[STATED GOAL] Transcribe all of the records precisely as they are presented.

**** DATA SUPPLIED

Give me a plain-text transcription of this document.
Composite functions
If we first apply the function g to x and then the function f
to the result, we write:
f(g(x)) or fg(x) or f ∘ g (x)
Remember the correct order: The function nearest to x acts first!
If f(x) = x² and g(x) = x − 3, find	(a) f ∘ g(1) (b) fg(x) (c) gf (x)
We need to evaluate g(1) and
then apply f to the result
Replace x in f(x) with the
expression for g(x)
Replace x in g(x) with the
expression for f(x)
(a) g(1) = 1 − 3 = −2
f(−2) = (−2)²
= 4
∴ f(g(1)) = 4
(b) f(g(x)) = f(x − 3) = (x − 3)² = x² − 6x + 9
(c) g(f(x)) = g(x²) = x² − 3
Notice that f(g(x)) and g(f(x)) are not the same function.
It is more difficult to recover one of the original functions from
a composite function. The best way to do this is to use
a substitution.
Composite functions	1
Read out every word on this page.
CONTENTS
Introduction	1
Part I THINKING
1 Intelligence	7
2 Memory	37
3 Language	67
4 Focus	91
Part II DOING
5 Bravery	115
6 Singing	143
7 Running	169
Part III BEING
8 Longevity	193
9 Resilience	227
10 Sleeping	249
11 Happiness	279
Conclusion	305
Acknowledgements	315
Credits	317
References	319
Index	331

********

[ANSWER]
Give me a plain-text transcription of this document.
Composite functions
If we first apply the function g to x and then the function f
to the result, we write:
f(g(x)) or fg(x) or f ∘ g (x)
Remember the correct order: The function nearest to x acts first!
If f(x) = x² and g(x) = x − 3, find	(a) f ∘ g(1) (b) fg(x) (c) gf (x)
We need to evaluate g(1) and
then apply f to the result
Replace x in f(x) with the
expression for g(x)
Replace x in g(x) with the
expression for f(x)
(a) g(1) = 1 − 3 = −2
f(−2) = (−2)²
= 4
∴ f(g(1)) = 4
(b) f(g(x)) = f(x − 3) = (x − 3)² = x² − 6x + 9
(c) g(f(x)) = g(x²) = x² − 3
Notice that f(g(x)) and g(f(x)) are not the same function.
It is more difficult to recover one of the original functions from
a composite function. The best way to do this is to use
a substitution.
Composite functions	1
Read out every word on this page.
CONTENTS
Introduction	1
Part I THINKING
1 Intelligence	7
2 Memory	37
3 Language	67
4 Focus	91
Part II DOING
5 Bravery	115
6 Singing	143
7 Running	169
Part III BEING
8 Longevity	193
9 Resilience	227
10 Sleeping	249
11 Happiness	279
Conclusion	305
Acknowledgements	315
Credits	317
References	319
Index	331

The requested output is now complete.